Exercise requirements: Pictures within the data are to be left out; everything else must be reproduced exactly.
_ _ _ _ _ _ _
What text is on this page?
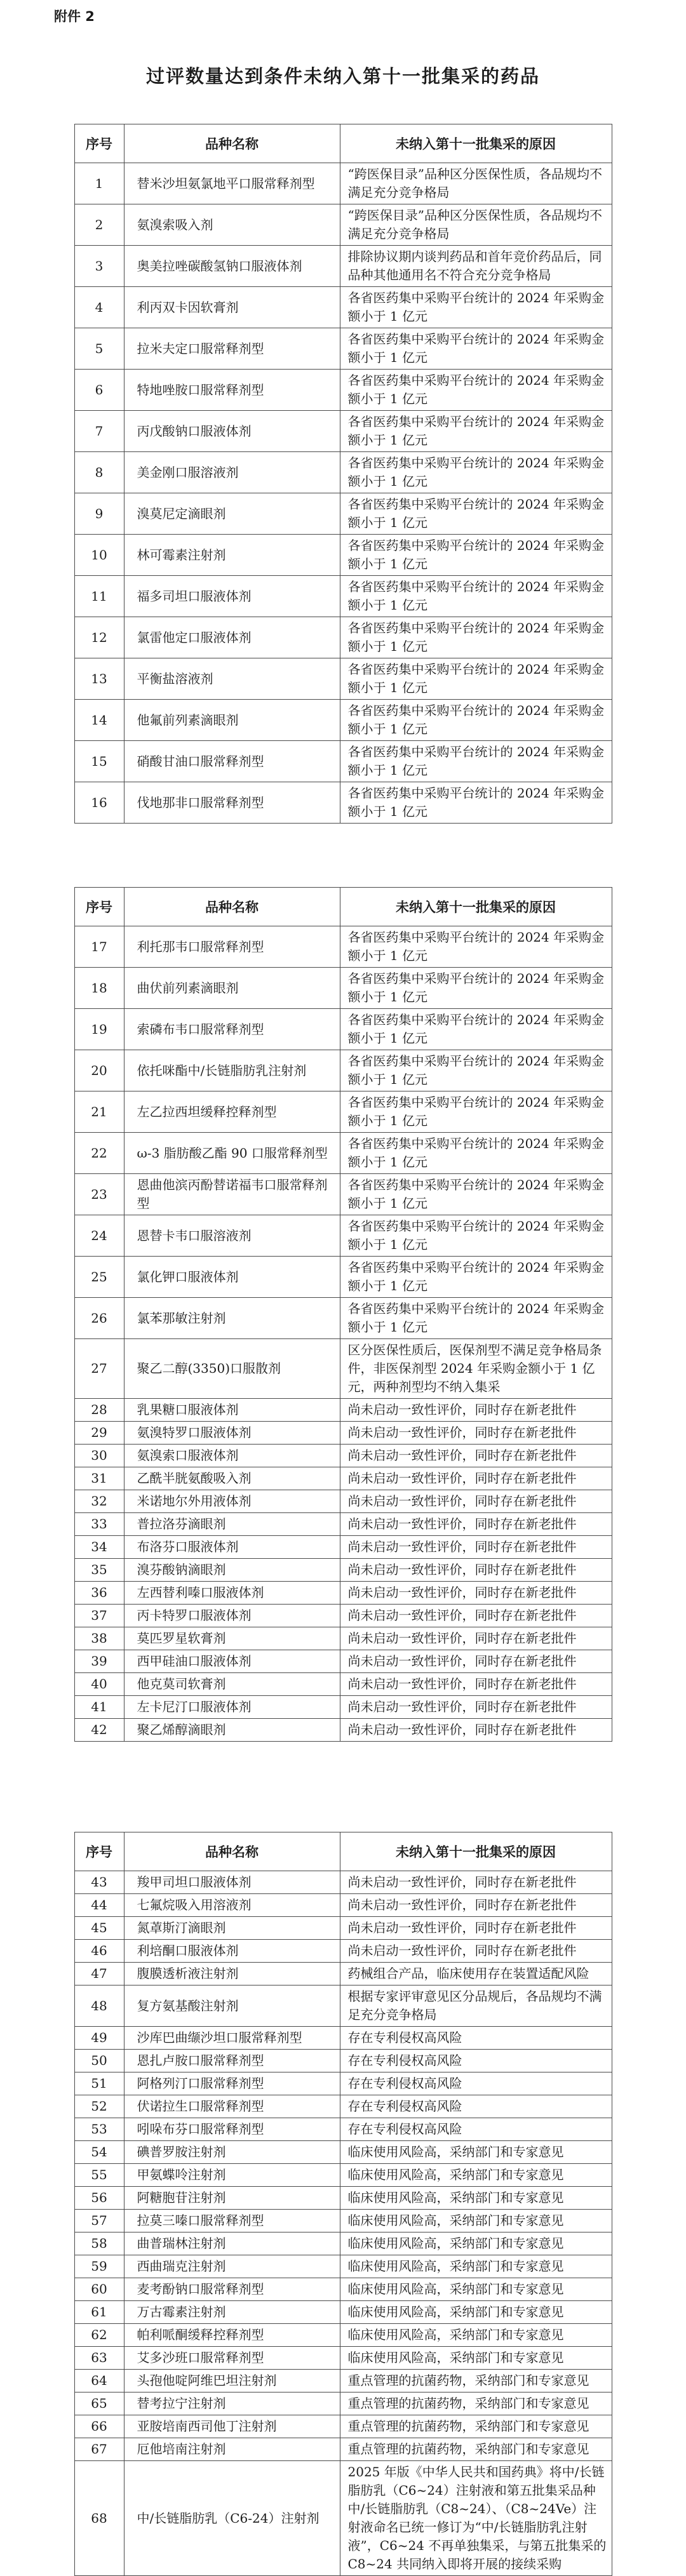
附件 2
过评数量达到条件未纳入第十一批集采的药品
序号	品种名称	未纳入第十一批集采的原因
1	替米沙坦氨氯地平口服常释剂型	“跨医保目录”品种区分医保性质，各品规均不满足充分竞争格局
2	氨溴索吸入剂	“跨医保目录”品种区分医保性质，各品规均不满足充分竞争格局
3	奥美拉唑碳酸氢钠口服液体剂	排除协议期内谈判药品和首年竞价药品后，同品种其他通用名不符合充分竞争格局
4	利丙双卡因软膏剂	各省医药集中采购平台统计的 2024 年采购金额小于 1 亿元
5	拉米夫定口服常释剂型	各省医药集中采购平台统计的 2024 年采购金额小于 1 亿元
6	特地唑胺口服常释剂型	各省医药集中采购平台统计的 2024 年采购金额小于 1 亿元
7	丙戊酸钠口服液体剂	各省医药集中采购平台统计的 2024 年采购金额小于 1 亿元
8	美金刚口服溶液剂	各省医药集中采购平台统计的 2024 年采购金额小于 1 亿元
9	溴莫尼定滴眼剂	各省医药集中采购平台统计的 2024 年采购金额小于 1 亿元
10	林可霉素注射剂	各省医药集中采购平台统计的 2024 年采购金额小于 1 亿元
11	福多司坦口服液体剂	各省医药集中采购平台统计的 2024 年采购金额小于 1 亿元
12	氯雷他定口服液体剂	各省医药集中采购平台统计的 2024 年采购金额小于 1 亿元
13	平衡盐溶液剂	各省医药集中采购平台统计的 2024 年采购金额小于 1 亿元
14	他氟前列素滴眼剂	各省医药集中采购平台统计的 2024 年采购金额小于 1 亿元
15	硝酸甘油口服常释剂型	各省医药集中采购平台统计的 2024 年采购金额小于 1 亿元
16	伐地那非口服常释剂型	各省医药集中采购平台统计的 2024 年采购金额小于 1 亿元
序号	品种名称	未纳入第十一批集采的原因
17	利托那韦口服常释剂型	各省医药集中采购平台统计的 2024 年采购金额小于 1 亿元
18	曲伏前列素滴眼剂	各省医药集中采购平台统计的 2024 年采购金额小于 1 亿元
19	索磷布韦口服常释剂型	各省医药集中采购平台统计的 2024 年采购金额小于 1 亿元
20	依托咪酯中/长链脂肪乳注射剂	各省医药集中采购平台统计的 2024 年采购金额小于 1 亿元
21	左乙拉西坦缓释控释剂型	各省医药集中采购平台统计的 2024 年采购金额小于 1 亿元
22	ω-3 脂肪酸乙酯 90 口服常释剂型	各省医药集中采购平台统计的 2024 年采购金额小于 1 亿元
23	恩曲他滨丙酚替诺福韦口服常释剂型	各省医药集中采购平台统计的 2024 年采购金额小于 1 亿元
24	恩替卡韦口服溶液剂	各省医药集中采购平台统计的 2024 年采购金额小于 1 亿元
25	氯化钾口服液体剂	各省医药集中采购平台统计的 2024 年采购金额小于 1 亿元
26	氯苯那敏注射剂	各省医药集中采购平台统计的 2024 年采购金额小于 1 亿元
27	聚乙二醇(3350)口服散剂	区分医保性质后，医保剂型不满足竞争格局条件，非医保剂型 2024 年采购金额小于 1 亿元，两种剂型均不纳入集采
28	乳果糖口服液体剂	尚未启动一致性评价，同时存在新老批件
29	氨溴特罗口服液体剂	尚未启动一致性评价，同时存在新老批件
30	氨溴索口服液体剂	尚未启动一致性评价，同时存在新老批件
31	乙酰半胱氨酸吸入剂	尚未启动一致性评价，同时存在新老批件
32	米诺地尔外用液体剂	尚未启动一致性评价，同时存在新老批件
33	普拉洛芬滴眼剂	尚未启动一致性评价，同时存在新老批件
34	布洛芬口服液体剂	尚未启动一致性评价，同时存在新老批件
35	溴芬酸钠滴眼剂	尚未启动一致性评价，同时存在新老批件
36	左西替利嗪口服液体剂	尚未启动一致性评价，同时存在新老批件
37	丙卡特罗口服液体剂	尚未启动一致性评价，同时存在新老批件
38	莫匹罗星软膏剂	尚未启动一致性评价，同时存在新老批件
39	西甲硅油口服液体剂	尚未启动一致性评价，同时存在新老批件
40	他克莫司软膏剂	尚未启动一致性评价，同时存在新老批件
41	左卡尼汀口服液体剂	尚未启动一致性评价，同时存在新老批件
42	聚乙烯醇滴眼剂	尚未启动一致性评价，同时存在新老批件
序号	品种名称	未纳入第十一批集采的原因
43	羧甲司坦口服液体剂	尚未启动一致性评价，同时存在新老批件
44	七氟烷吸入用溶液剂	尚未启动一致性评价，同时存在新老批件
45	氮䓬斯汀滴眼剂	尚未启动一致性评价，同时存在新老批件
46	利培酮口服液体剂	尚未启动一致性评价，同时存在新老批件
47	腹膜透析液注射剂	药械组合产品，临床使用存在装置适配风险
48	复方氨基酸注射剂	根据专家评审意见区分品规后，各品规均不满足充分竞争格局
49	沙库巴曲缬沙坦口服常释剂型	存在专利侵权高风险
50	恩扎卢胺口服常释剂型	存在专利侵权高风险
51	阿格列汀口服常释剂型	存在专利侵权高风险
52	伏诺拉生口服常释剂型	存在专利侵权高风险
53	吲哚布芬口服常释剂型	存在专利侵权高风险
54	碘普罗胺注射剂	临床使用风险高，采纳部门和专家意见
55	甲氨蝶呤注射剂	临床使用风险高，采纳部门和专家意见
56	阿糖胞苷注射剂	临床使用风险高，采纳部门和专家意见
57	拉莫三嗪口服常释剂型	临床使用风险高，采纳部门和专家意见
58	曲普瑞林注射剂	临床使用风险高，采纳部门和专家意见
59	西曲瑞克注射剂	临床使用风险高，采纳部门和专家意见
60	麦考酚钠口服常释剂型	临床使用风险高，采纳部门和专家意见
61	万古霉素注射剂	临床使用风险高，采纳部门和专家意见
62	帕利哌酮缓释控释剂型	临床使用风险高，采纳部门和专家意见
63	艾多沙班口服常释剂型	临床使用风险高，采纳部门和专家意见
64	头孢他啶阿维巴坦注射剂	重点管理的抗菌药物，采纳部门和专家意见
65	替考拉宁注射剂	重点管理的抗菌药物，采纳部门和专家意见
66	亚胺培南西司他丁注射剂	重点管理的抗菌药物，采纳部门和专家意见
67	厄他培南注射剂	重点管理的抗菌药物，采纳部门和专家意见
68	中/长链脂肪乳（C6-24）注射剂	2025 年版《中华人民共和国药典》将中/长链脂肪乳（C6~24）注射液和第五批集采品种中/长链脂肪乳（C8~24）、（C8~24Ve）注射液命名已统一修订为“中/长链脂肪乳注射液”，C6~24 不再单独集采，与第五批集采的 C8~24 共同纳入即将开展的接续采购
_ _ _ _ _ _ _
Result of the task:
What text is on this page?
附件 2
过评数量达到条件未纳入第十一批集采的药品
序号	品种名称	未纳入第十一批集采的原因
1	替米沙坦氨氯地平口服常释剂型	“跨医保目录”品种区分医保性质，各品规均不满足充分竞争格局
2	氨溴索吸入剂	“跨医保目录”品种区分医保性质，各品规均不满足充分竞争格局
3	奥美拉唑碳酸氢钠口服液体剂	排除协议期内谈判药品和首年竞价药品后，同品种其他通用名不符合充分竞争格局
4	利丙双卡因软膏剂	各省医药集中采购平台统计的 2024 年采购金额小于 1 亿元
5	拉米夫定口服常释剂型	各省医药集中采购平台统计的 2024 年采购金额小于 1 亿元
6	特地唑胺口服常释剂型	各省医药集中采购平台统计的 2024 年采购金额小于 1 亿元
7	丙戊酸钠口服液体剂	各省医药集中采购平台统计的 2024 年采购金额小于 1 亿元
8	美金刚口服溶液剂	各省医药集中采购平台统计的 2024 年采购金额小于 1 亿元
9	溴莫尼定滴眼剂	各省医药集中采购平台统计的 2024 年采购金额小于 1 亿元
10	林可霉素注射剂	各省医药集中采购平台统计的 2024 年采购金额小于 1 亿元
11	福多司坦口服液体剂	各省医药集中采购平台统计的 2024 年采购金额小于 1 亿元
12	氯雷他定口服液体剂	各省医药集中采购平台统计的 2024 年采购金额小于 1 亿元
13	平衡盐溶液剂	各省医药集中采购平台统计的 2024 年采购金额小于 1 亿元
14	他氟前列素滴眼剂	各省医药集中采购平台统计的 2024 年采购金额小于 1 亿元
15	硝酸甘油口服常释剂型	各省医药集中采购平台统计的 2024 年采购金额小于 1 亿元
16	伐地那非口服常释剂型	各省医药集中采购平台统计的 2024 年采购金额小于 1 亿元
序号	品种名称	未纳入第十一批集采的原因
17	利托那韦口服常释剂型	各省医药集中采购平台统计的 2024 年采购金额小于 1 亿元
18	曲伏前列素滴眼剂	各省医药集中采购平台统计的 2024 年采购金额小于 1 亿元
19	索磷布韦口服常释剂型	各省医药集中采购平台统计的 2024 年采购金额小于 1 亿元
20	依托咪酯中/长链脂肪乳注射剂	各省医药集中采购平台统计的 2024 年采购金额小于 1 亿元
21	左乙拉西坦缓释控释剂型	各省医药集中采购平台统计的 2024 年采购金额小于 1 亿元
22	ω-3 脂肪酸乙酯 90 口服常释剂型	各省医药集中采购平台统计的 2024 年采购金额小于 1 亿元
23	恩曲他滨丙酚替诺福韦口服常释剂型	各省医药集中采购平台统计的 2024 年采购金额小于 1 亿元
24	恩替卡韦口服溶液剂	各省医药集中采购平台统计的 2024 年采购金额小于 1 亿元
25	氯化钾口服液体剂	各省医药集中采购平台统计的 2024 年采购金额小于 1 亿元
26	氯苯那敏注射剂	各省医药集中采购平台统计的 2024 年采购金额小于 1 亿元
27	聚乙二醇(3350)口服散剂	区分医保性质后，医保剂型不满足竞争格局条件，非医保剂型 2024 年采购金额小于 1 亿元，两种剂型均不纳入集采
28	乳果糖口服液体剂	尚未启动一致性评价，同时存在新老批件
29	氨溴特罗口服液体剂	尚未启动一致性评价，同时存在新老批件
30	氨溴索口服液体剂	尚未启动一致性评价，同时存在新老批件
31	乙酰半胱氨酸吸入剂	尚未启动一致性评价，同时存在新老批件
32	米诺地尔外用液体剂	尚未启动一致性评价，同时存在新老批件
33	普拉洛芬滴眼剂	尚未启动一致性评价，同时存在新老批件
34	布洛芬口服液体剂	尚未启动一致性评价，同时存在新老批件
35	溴芬酸钠滴眼剂	尚未启动一致性评价，同时存在新老批件
36	左西替利嗪口服液体剂	尚未启动一致性评价，同时存在新老批件
37	丙卡特罗口服液体剂	尚未启动一致性评价，同时存在新老批件
38	莫匹罗星软膏剂	尚未启动一致性评价，同时存在新老批件
39	西甲硅油口服液体剂	尚未启动一致性评价，同时存在新老批件
40	他克莫司软膏剂	尚未启动一致性评价，同时存在新老批件
41	左卡尼汀口服液体剂	尚未启动一致性评价，同时存在新老批件
42	聚乙烯醇滴眼剂	尚未启动一致性评价，同时存在新老批件
序号	品种名称	未纳入第十一批集采的原因
43	羧甲司坦口服液体剂	尚未启动一致性评价，同时存在新老批件
44	七氟烷吸入用溶液剂	尚未启动一致性评价，同时存在新老批件
45	氮䓬斯汀滴眼剂	尚未启动一致性评价，同时存在新老批件
46	利培酮口服液体剂	尚未启动一致性评价，同时存在新老批件
47	腹膜透析液注射剂	药械组合产品，临床使用存在装置适配风险
48	复方氨基酸注射剂	根据专家评审意见区分品规后，各品规均不满足充分竞争格局
49	沙库巴曲缬沙坦口服常释剂型	存在专利侵权高风险
50	恩扎卢胺口服常释剂型	存在专利侵权高风险
51	阿格列汀口服常释剂型	存在专利侵权高风险
52	伏诺拉生口服常释剂型	存在专利侵权高风险
53	吲哚布芬口服常释剂型	存在专利侵权高风险
54	碘普罗胺注射剂	临床使用风险高，采纳部门和专家意见
55	甲氨蝶呤注射剂	临床使用风险高，采纳部门和专家意见
56	阿糖胞苷注射剂	临床使用风险高，采纳部门和专家意见
57	拉莫三嗪口服常释剂型	临床使用风险高，采纳部门和专家意见
58	曲普瑞林注射剂	临床使用风险高，采纳部门和专家意见
59	西曲瑞克注射剂	临床使用风险高，采纳部门和专家意见
60	麦考酚钠口服常释剂型	临床使用风险高，采纳部门和专家意见
61	万古霉素注射剂	临床使用风险高，采纳部门和专家意见
62	帕利哌酮缓释控释剂型	临床使用风险高，采纳部门和专家意见
63	艾多沙班口服常释剂型	临床使用风险高，采纳部门和专家意见
64	头孢他啶阿维巴坦注射剂	重点管理的抗菌药物，采纳部门和专家意见
65	替考拉宁注射剂	重点管理的抗菌药物，采纳部门和专家意见
66	亚胺培南西司他丁注射剂	重点管理的抗菌药物，采纳部门和专家意见
67	厄他培南注射剂	重点管理的抗菌药物，采纳部门和专家意见
68	中/长链脂肪乳（C6-24）注射剂	2025 年版《中华人民共和国药典》将中/长链脂肪乳（C6~24）注射液和第五批集采品种中/长链脂肪乳（C8~24）、（C8~24Ve）注射液命名已统一修订为“中/长链脂肪乳注射液”，C6~24 不再单独集采，与第五批集采的 C8~24 共同纳入即将开展的接续采购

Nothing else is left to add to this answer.